> **To be done**
Among the records below, find each line that includes the string "Уақыт" and copy it.

> **Data rows**
------------------------------------------------

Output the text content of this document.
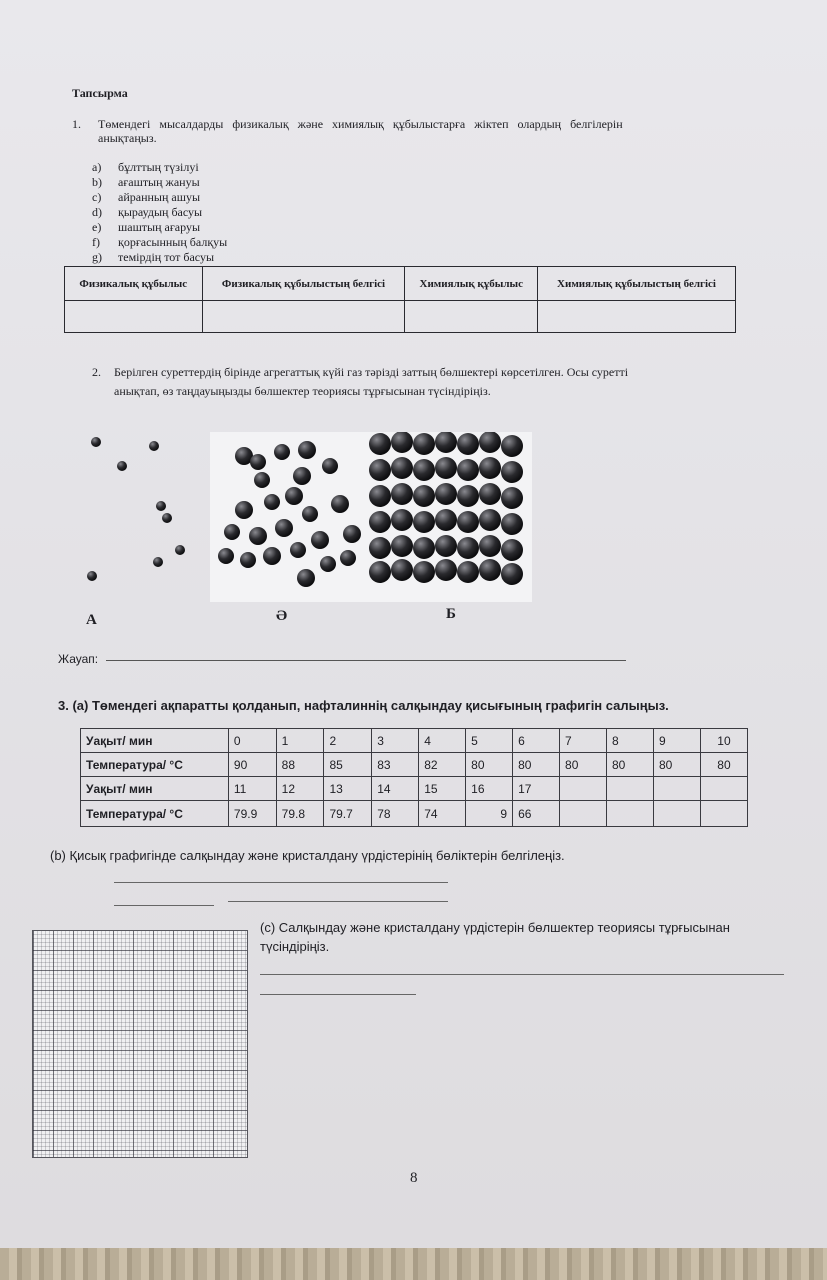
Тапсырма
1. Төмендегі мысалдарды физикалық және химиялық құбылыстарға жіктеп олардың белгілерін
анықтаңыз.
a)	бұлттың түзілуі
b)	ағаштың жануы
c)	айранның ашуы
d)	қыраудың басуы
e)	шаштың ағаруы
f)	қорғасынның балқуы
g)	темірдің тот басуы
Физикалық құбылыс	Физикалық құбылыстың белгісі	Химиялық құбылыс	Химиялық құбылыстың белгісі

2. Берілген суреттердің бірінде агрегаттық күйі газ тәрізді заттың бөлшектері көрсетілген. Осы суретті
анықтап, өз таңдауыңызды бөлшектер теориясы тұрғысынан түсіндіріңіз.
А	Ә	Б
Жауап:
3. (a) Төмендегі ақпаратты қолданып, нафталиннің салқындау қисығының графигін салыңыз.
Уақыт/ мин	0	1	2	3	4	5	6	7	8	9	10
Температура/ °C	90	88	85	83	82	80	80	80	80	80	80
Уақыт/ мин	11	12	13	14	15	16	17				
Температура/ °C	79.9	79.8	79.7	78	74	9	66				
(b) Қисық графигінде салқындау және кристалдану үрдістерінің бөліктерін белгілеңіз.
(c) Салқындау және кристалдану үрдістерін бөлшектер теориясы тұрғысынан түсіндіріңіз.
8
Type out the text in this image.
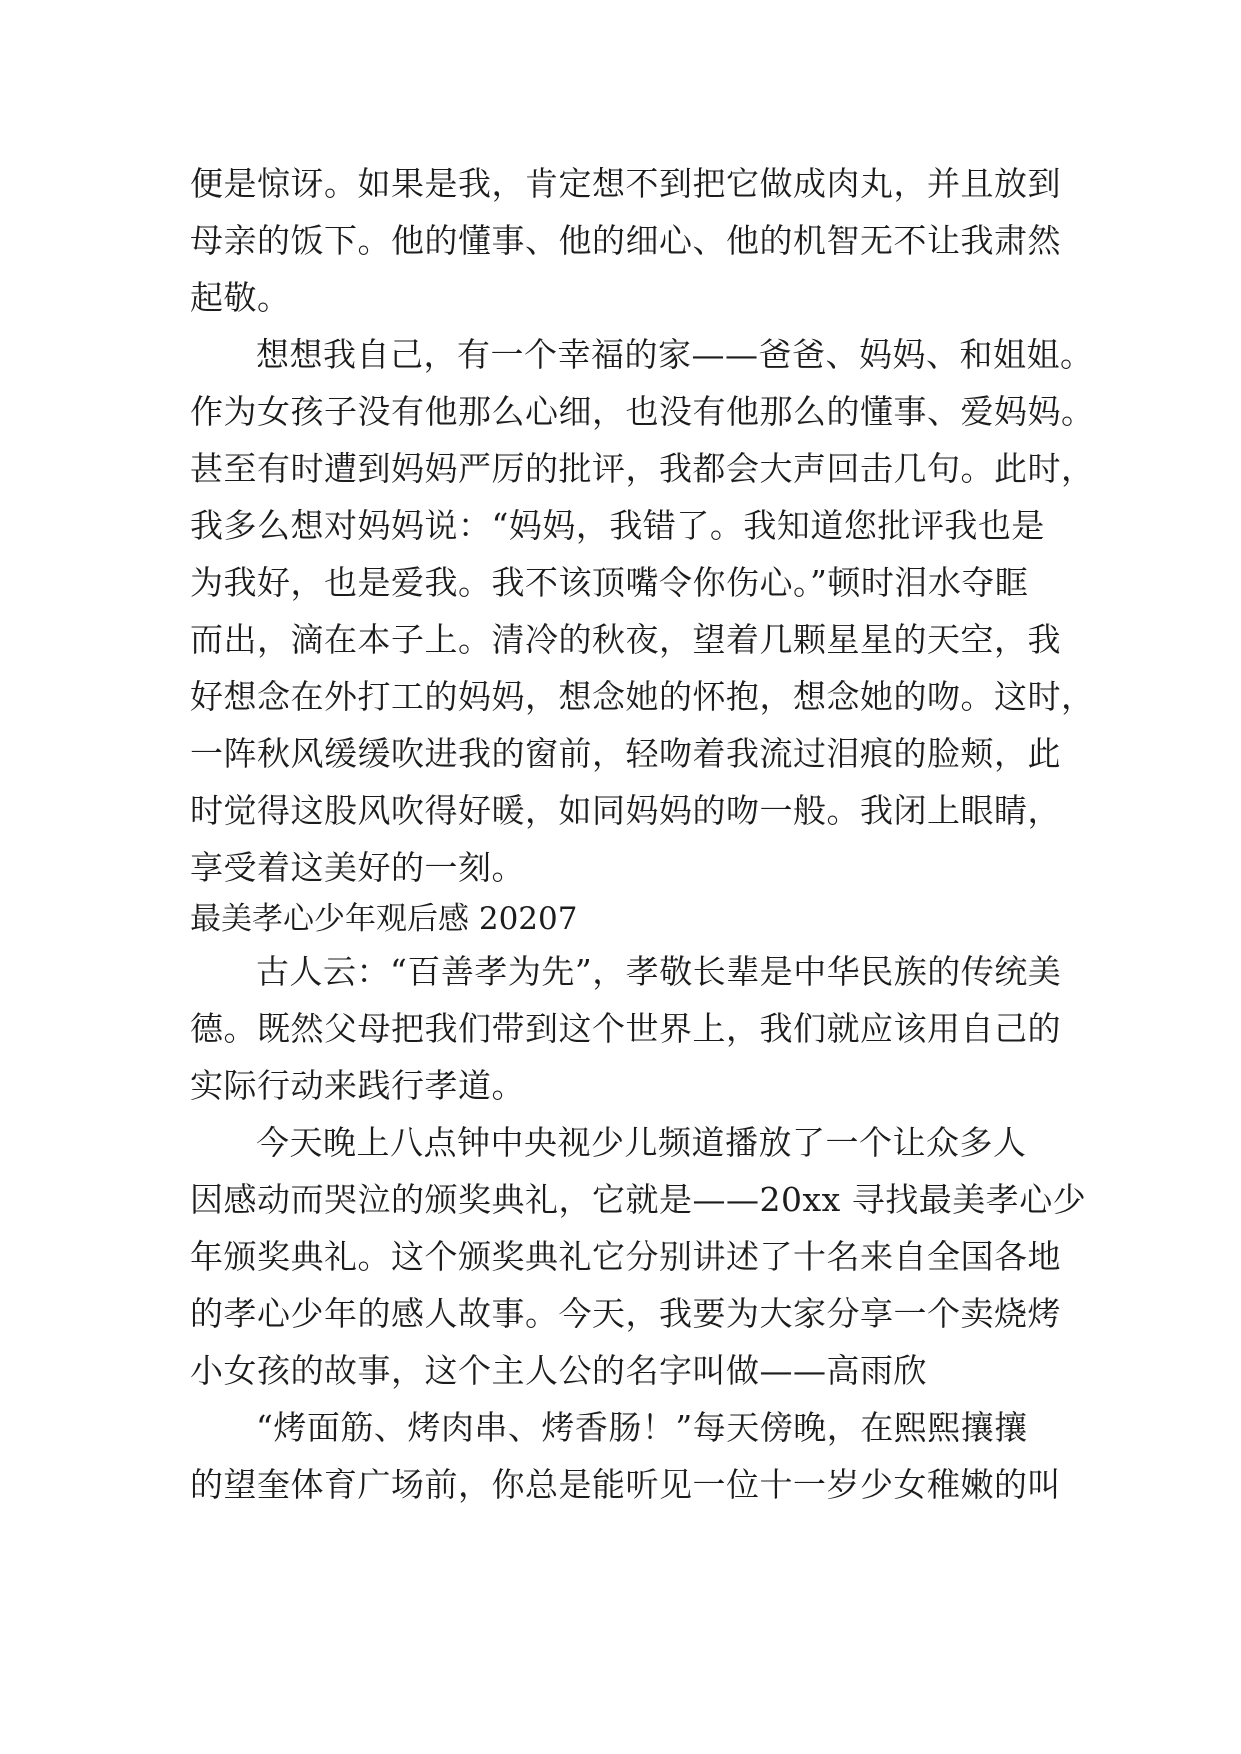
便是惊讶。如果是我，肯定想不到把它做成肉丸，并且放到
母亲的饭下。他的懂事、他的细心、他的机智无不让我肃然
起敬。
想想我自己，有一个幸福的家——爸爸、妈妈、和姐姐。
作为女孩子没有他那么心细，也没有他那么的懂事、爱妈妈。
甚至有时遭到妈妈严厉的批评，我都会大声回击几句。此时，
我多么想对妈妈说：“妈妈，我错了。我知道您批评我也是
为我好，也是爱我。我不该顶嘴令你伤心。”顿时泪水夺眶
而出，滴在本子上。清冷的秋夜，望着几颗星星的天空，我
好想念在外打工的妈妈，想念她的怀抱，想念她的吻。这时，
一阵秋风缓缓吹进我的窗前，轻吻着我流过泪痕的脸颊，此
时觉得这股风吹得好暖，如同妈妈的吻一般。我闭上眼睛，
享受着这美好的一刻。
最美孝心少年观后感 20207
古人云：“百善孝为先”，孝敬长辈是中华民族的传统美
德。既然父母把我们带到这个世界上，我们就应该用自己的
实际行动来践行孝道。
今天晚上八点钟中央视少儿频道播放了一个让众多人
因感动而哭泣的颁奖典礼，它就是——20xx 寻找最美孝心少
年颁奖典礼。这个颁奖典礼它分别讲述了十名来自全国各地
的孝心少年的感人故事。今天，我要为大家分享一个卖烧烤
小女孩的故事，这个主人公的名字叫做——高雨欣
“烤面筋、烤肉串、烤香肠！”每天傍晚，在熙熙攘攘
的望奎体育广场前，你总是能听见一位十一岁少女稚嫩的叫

------------------------------------------------

> **Solution for this exercise**
Уақыт/ мин	0	1	2	3	4	5	6	7	8	9	10
Уақыт/ мин	11	12	13	14	15	16	17				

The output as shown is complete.